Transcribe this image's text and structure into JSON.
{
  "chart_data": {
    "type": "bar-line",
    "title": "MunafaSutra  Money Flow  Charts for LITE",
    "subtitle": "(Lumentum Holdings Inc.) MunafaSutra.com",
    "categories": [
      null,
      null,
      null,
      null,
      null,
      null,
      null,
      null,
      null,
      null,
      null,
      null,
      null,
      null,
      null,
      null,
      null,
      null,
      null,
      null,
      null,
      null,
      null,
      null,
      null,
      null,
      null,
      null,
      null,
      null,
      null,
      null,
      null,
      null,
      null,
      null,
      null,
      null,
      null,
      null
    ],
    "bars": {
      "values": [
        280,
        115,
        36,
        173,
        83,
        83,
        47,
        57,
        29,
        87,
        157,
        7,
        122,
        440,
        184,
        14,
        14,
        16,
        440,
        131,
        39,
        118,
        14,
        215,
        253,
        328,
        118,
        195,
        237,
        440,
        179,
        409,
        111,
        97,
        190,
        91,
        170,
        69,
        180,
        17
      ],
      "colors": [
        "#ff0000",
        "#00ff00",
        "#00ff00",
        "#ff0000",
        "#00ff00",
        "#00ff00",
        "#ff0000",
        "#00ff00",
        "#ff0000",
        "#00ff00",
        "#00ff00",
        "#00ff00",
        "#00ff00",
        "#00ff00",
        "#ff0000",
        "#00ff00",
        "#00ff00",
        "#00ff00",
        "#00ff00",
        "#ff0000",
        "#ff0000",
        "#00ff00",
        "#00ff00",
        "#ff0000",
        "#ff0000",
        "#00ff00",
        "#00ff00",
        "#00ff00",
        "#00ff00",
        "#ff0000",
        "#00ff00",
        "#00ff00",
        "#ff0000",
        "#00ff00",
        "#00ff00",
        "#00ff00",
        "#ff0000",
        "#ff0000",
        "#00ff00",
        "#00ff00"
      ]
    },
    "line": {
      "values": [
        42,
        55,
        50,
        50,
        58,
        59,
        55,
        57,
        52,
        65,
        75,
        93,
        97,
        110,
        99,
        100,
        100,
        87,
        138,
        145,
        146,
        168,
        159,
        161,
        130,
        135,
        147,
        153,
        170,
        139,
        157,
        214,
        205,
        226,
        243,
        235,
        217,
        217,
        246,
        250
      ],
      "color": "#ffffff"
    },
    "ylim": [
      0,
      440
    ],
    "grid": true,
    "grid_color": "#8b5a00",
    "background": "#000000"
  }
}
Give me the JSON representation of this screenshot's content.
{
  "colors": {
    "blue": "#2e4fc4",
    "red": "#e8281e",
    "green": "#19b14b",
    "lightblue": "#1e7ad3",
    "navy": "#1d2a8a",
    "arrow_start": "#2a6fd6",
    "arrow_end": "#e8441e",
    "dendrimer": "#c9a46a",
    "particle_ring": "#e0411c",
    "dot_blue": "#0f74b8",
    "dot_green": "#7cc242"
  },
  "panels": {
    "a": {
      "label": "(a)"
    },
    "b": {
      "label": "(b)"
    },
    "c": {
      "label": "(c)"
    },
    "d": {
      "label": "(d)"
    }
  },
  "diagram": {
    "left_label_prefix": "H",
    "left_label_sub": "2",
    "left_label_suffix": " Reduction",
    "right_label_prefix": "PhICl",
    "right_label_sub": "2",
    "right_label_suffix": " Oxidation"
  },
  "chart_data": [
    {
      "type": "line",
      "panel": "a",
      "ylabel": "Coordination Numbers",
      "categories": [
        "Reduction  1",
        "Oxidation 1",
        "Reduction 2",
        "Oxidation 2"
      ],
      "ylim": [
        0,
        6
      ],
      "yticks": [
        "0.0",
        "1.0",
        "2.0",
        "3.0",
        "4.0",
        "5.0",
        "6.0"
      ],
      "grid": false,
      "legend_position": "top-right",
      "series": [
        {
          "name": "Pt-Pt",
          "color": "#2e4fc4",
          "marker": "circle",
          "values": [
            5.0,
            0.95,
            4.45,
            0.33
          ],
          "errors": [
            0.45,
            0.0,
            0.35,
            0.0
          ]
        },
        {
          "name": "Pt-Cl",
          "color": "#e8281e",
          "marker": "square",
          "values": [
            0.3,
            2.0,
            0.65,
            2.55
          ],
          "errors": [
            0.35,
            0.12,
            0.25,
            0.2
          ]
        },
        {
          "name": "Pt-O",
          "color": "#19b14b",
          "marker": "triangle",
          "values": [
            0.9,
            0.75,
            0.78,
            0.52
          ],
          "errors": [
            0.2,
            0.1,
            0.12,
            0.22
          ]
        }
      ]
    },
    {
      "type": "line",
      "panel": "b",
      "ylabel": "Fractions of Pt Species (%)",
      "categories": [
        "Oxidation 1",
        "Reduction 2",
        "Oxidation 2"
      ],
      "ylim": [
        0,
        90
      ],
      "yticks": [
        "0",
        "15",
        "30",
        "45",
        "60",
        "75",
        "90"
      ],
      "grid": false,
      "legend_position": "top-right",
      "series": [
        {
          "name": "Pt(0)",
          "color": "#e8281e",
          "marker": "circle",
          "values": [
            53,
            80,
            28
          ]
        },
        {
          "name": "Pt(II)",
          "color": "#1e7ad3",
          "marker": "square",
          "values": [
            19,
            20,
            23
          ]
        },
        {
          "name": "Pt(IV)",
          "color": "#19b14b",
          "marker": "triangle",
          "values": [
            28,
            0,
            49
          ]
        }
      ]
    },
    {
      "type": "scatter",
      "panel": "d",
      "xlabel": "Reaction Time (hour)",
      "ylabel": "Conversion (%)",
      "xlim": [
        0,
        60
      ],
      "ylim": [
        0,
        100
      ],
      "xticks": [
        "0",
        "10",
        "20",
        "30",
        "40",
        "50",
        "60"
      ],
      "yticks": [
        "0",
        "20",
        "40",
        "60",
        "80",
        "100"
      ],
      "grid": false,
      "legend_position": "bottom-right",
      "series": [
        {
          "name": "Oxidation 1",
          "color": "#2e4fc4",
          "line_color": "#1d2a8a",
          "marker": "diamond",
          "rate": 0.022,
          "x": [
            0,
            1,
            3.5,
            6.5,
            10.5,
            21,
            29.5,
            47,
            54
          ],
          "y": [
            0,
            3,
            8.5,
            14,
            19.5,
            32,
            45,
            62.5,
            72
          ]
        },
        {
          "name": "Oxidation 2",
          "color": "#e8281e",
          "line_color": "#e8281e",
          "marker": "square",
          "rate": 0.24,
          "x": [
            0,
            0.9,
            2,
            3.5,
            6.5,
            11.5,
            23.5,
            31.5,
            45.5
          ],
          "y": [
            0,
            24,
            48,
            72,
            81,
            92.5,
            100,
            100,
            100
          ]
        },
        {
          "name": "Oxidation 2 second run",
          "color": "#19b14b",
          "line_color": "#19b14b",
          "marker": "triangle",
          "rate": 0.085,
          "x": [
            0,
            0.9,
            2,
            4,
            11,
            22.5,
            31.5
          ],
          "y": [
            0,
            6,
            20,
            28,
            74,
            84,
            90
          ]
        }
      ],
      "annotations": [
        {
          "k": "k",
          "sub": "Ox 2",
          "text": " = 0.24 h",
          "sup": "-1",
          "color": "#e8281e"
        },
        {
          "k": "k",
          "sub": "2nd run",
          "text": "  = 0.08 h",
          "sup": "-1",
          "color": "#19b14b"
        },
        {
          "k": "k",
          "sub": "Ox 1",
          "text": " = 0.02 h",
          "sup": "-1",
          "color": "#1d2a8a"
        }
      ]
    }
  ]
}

---

→ **GOAL OF THE EXERCISE**: Write out every entry above, word for word.

→ **PROBLEM SOLUTION**:
Transcribe this image's text and structure into JSON.
{
  "chart_data": {
    "type": "bar-line",
    "title": "MunafaSutra  Money Flow  Charts for LITE",
    "subtitle": "(Lumentum Holdings Inc.) MunafaSutra.com",
    "categories": [
      null,
      null,
      null,
      null,
      null,
      null,
      null,
      null,
      null,
      null,
      null,
      null,
      null,
      null,
      null,
      null,
      null,
      null,
      null,
      null,
      null,
      null,
      null,
      null,
      null,
      null,
      null,
      null,
      null,
      null,
      null,
      null,
      null,
      null,
      null,
      null,
      null,
      null,
      null,
      null
    ],
    "bars": {
      "values": [
        280,
        115,
        36,
        173,
        83,
        83,
        47,
        57,
        29,
        87,
        157,
        7,
        122,
        440,
        184,
        14,
        14,
        16,
        440,
        131,
        39,
        118,
        14,
        215,
        253,
        328,
        118,
        195,
        237,
        440,
        179,
        409,
        111,
        97,
        190,
        91,
        170,
        69,
        180,
        17
      ],
      "colors": [
        "#ff0000",
        "#00ff00",
        "#00ff00",
        "#ff0000",
        "#00ff00",
        "#00ff00",
        "#ff0000",
        "#00ff00",
        "#ff0000",
        "#00ff00",
        "#00ff00",
        "#00ff00",
        "#00ff00",
        "#00ff00",
        "#ff0000",
        "#00ff00",
        "#00ff00",
        "#00ff00",
        "#00ff00",
        "#ff0000",
        "#ff0000",
        "#00ff00",
        "#00ff00",
        "#ff0000",
        "#ff0000",
        "#00ff00",
        "#00ff00",
        "#00ff00",
        "#00ff00",
        "#ff0000",
        "#00ff00",
        "#00ff00",
        "#ff0000",
        "#00ff00",
        "#00ff00",
        "#00ff00",
        "#ff0000",
        "#ff0000",
        "#00ff00",
        "#00ff00"
      ]
    },
    "line": {
      "values": [
        42,
        55,
        50,
        50,
        58,
        59,
        55,
        57,
        52,
        65,
        75,
        93,
        97,
        110,
        99,
        100,
        100,
        87,
        138,
        145,
        146,
        168,
        159,
        161,
        130,
        135,
        147,
        153,
        170,
        139,
        157,
        214,
        205,
        226,
        243,
        235,
        217,
        217,
        246,
        250
      ],
      "color": "#ffffff"
    },
    "ylim": [
      0,
      440
    ],
    "grid": true,
    "grid_color": "#8b5a00",
    "background": "#000000"
  }
}
Give me the JSON representation of this screenshot's content.
{
  "colors": {
    "blue": "#2e4fc4",
    "red": "#e8281e",
    "green": "#19b14b",
    "lightblue": "#1e7ad3",
    "navy": "#1d2a8a",
    "arrow_start": "#2a6fd6",
    "arrow_end": "#e8441e",
    "dendrimer": "#c9a46a",
    "particle_ring": "#e0411c",
    "dot_blue": "#0f74b8",
    "dot_green": "#7cc242"
  },
  "panels": {
    "a": {
      "label": "(a)"
    },
    "b": {
      "label": "(b)"
    },
    "c": {
      "label": "(c)"
    },
    "d": {
      "label": "(d)"
    }
  },
  "diagram": {
    "left_label_prefix": "H",
    "left_label_sub": "2",
    "left_label_suffix": " Reduction",
    "right_label_prefix": "PhICl",
    "right_label_sub": "2",
    "right_label_suffix": " Oxidation"
  },
  "chart_data": [
    {
      "type": "line",
      "panel": "a",
      "ylabel": "Coordination Numbers",
      "categories": [
        "Reduction  1",
        "Oxidation 1",
        "Reduction 2",
        "Oxidation 2"
      ],
      "ylim": [
        0,
        6
      ],
      "yticks": [
        "0.0",
        "1.0",
        "2.0",
        "3.0",
        "4.0",
        "5.0",
        "6.0"
      ],
      "grid": false,
      "legend_position": "top-right",
      "series": [
        {
          "name": "Pt-Pt",
          "color": "#2e4fc4",
          "marker": "circle",
          "values": [
            5.0,
            0.95,
            4.45,
            0.33
          ],
          "errors": [
            0.45,
            0.0,
            0.35,
            0.0
          ]
        },
        {
          "name": "Pt-Cl",
          "color": "#e8281e",
          "marker": "square",
          "values": [
            0.3,
            2.0,
            0.65,
            2.55
          ],
          "errors": [
            0.35,
            0.12,
            0.25,
            0.2
          ]
        },
        {
          "name": "Pt-O",
          "color": "#19b14b",
          "marker": "triangle",
          "values": [
            0.9,
            0.75,
            0.78,
            0.52
          ],
          "errors": [
            0.2,
            0.1,
            0.12,
            0.22
          ]
        }
      ]
    },
    {
      "type": "line",
      "panel": "b",
      "ylabel": "Fractions of Pt Species (%)",
      "categories": [
        "Oxidation 1",
        "Reduction 2",
        "Oxidation 2"
      ],
      "ylim": [
        0,
        90
      ],
      "yticks": [
        "0",
        "15",
        "30",
        "45",
        "60",
        "75",
        "90"
      ],
      "grid": false,
      "legend_position": "top-right",
      "series": [
        {
          "name": "Pt(0)",
          "color": "#e8281e",
          "marker": "circle",
          "values": [
            53,
            80,
            28
          ]
        },
        {
          "name": "Pt(II)",
          "color": "#1e7ad3",
          "marker": "square",
          "values": [
            19,
            20,
            23
          ]
        },
        {
          "name": "Pt(IV)",
          "color": "#19b14b",
          "marker": "triangle",
          "values": [
            28,
            0,
            49
          ]
        }
      ]
    },
    {
      "type": "scatter",
      "panel": "d",
      "xlabel": "Reaction Time (hour)",
      "ylabel": "Conversion (%)",
      "xlim": [
        0,
        60
      ],
      "ylim": [
        0,
        100
      ],
      "xticks": [
        "0",
        "10",
        "20",
        "30",
        "40",
        "50",
        "60"
      ],
      "yticks": [
        "0",
        "20",
        "40",
        "60",
        "80",
        "100"
      ],
      "grid": false,
      "legend_position": "bottom-right",
      "series": [
        {
          "name": "Oxidation 1",
          "color": "#2e4fc4",
          "line_color": "#1d2a8a",
          "marker": "diamond",
          "rate": 0.022,
          "x": [
            0,
            1,
            3.5,
            6.5,
            10.5,
            21,
            29.5,
            47,
            54
          ],
          "y": [
            0,
            3,
            8.5,
            14,
            19.5,
            32,
            45,
            62.5,
            72
          ]
        },
        {
          "name": "Oxidation 2",
          "color": "#e8281e",
          "line_color": "#e8281e",
          "marker": "square",
          "rate": 0.24,
          "x": [
            0,
            0.9,
            2,
            3.5,
            6.5,
            11.5,
            23.5,
            31.5,
            45.5
          ],
          "y": [
            0,
            24,
            48,
            72,
            81,
            92.5,
            100,
            100,
            100
          ]
        },
        {
          "name": "Oxidation 2 second run",
          "color": "#19b14b",
          "line_color": "#19b14b",
          "marker": "triangle",
          "rate": 0.085,
          "x": [
            0,
            0.9,
            2,
            4,
            11,
            22.5,
            31.5
          ],
          "y": [
            0,
            6,
            20,
            28,
            74,
            84,
            90
          ]
        }
      ],
      "annotations": [
        {
          "k": "k",
          "sub": "Ox 2",
          "text": " = 0.24 h",
          "sup": "-1",
          "color": "#e8281e"
        },
        {
          "k": "k",
          "sub": "2nd run",
          "text": "  = 0.08 h",
          "sup": "-1",
          "color": "#19b14b"
        },
        {
          "k": "k",
          "sub": "Ox 1",
          "text": " = 0.02 h",
          "sup": "-1",
          "color": "#1d2a8a"
        }
      ]
    }
  ]
}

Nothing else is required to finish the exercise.